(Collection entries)
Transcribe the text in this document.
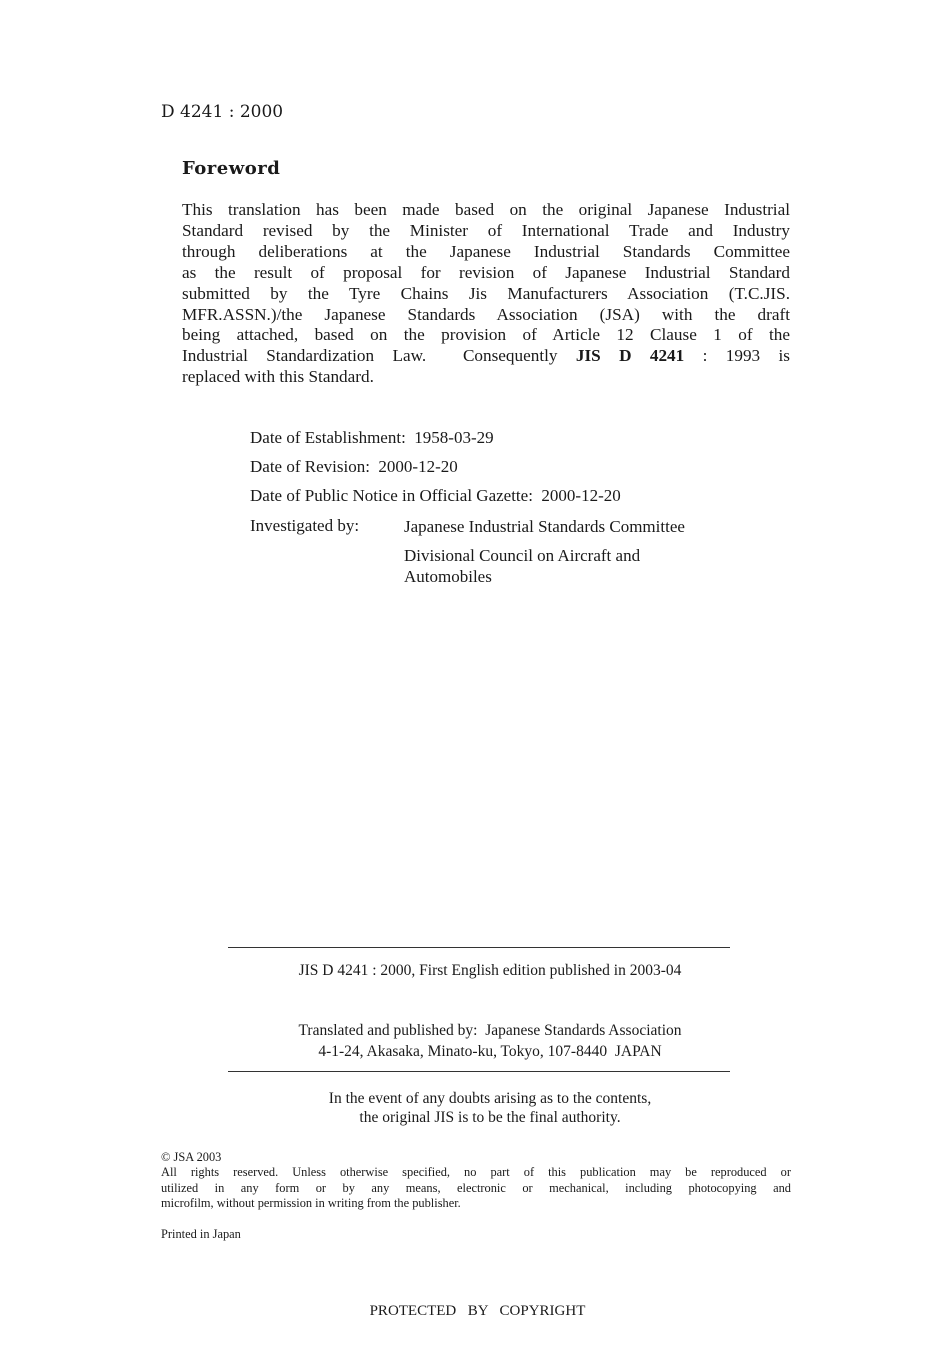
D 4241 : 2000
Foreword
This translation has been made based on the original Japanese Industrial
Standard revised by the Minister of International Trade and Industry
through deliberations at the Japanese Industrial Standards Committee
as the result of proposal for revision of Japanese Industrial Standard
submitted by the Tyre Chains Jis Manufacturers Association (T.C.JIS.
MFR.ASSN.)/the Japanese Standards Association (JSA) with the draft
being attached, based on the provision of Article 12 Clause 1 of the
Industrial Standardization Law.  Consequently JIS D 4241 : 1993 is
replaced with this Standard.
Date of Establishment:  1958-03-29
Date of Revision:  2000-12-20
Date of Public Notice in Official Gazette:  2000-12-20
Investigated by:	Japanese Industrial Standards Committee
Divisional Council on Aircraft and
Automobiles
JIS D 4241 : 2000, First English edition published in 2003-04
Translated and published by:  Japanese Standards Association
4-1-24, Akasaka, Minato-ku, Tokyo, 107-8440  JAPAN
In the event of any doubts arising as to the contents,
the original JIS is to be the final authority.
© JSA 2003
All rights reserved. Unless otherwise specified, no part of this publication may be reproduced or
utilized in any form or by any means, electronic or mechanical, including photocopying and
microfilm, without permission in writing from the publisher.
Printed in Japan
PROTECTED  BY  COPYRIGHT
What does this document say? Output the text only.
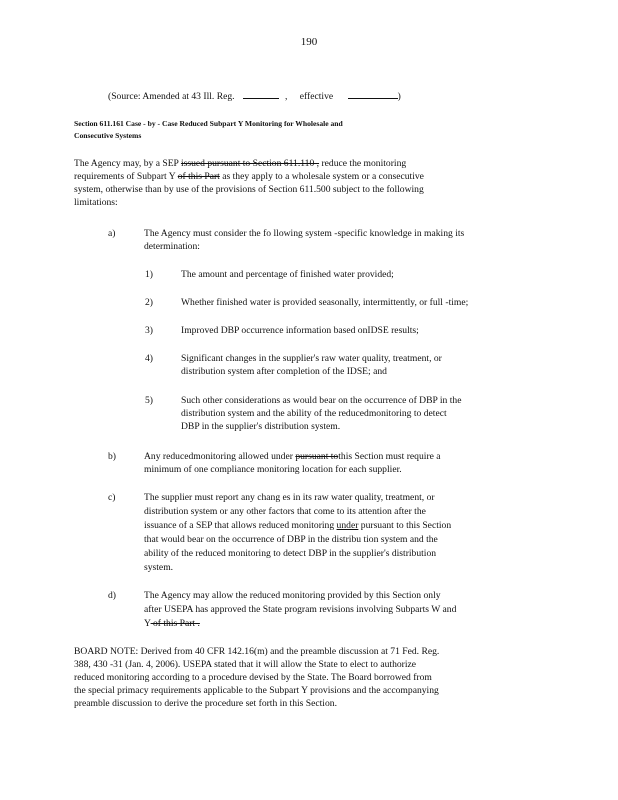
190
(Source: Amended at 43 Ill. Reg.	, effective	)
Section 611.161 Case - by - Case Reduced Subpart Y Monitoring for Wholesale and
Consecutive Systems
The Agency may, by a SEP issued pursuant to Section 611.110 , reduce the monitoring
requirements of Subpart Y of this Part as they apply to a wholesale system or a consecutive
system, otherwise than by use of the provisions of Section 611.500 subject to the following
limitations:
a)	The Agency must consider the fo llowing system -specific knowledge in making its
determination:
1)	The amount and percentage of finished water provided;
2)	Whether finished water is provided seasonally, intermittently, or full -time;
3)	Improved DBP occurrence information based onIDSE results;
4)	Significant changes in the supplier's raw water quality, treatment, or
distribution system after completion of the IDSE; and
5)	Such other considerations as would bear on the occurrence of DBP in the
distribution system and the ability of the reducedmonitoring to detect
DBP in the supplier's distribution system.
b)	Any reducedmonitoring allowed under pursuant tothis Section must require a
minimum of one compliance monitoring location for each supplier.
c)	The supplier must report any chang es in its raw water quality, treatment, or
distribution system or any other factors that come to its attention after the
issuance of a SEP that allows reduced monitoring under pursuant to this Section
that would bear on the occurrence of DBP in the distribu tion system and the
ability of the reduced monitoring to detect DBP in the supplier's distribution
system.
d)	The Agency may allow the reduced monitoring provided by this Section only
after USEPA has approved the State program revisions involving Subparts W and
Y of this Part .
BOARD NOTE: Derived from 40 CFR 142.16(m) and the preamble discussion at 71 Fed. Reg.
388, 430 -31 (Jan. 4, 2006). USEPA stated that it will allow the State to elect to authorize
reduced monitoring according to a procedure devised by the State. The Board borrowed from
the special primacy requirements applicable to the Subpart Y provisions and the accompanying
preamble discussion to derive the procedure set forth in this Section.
--
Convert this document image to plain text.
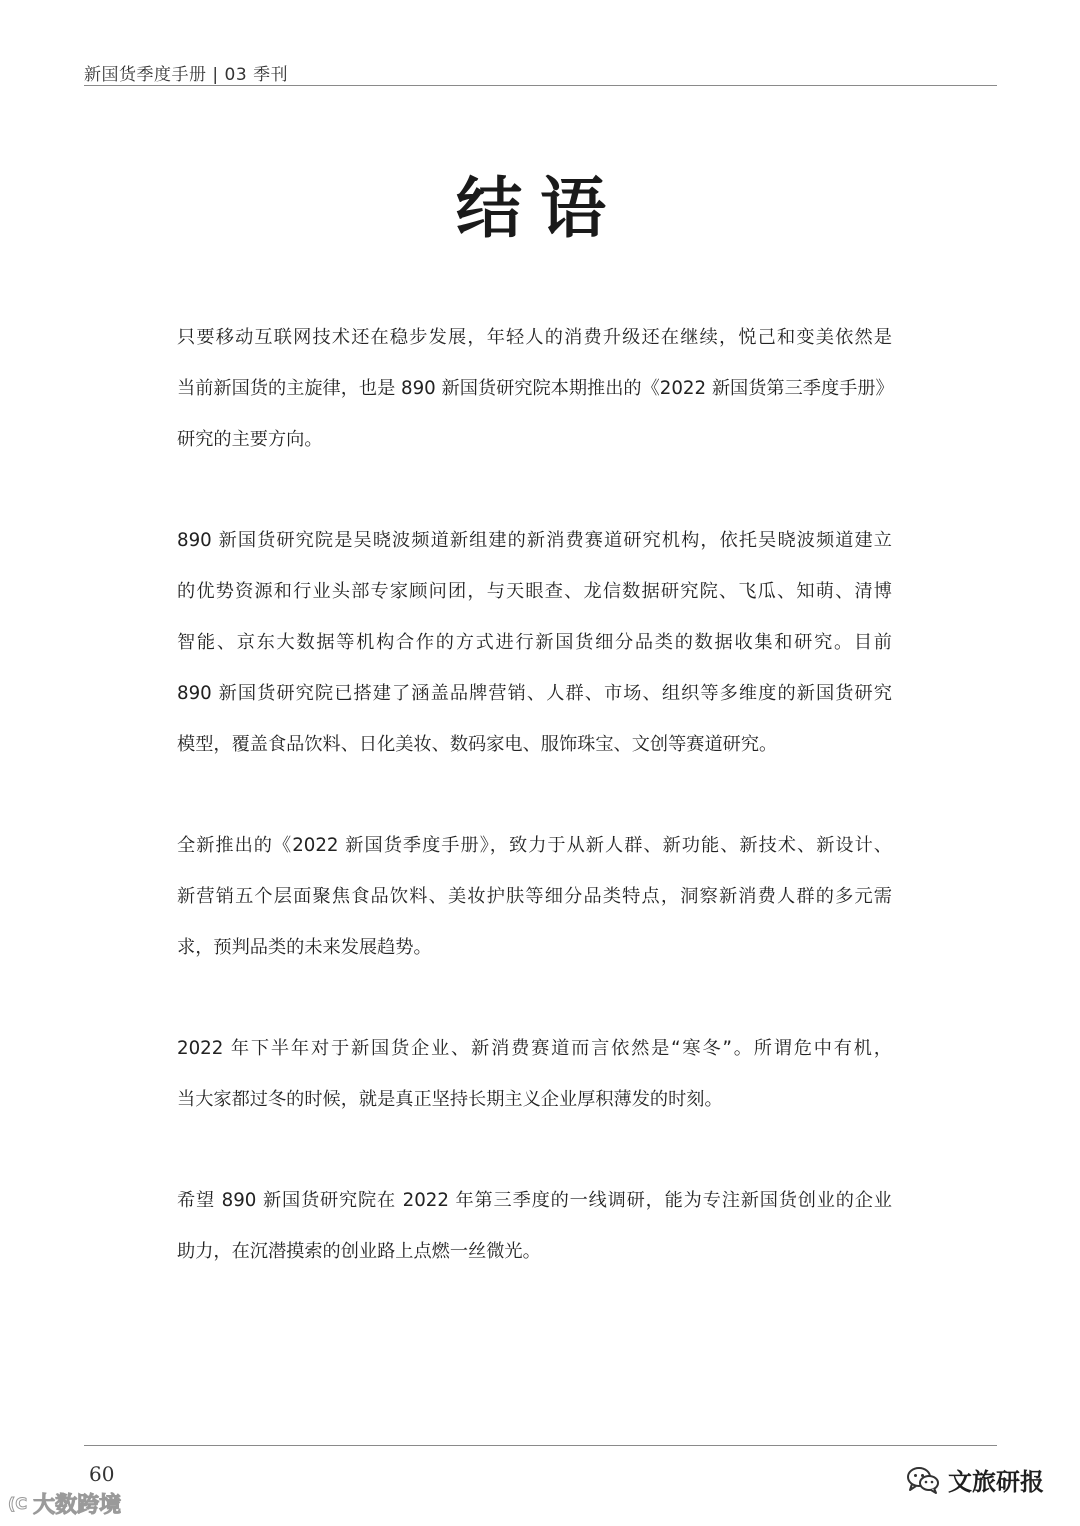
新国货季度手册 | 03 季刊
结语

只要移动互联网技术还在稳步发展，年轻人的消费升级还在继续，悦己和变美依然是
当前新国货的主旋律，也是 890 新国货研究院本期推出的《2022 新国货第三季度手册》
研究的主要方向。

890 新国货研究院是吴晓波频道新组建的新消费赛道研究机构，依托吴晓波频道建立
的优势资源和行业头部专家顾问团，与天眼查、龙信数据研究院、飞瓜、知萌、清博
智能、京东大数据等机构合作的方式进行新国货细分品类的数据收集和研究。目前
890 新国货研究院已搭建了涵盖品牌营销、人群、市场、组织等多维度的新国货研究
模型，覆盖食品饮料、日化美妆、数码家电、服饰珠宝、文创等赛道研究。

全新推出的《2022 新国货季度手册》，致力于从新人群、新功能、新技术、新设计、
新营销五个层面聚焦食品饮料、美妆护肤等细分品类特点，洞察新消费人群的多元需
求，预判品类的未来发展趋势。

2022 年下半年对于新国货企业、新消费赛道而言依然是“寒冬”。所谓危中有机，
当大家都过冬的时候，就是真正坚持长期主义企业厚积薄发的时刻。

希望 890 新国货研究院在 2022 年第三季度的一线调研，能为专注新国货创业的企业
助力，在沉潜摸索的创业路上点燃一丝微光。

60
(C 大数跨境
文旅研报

### WHAT IS BEING ASKED
In the material above, find the lines that contain "reducedmonitoring" and show them.

### THE RESULT
distribution system and the ability of the reducedmonitoring to detect
b)	Any reducedmonitoring allowed under pursuant tothis Section must require a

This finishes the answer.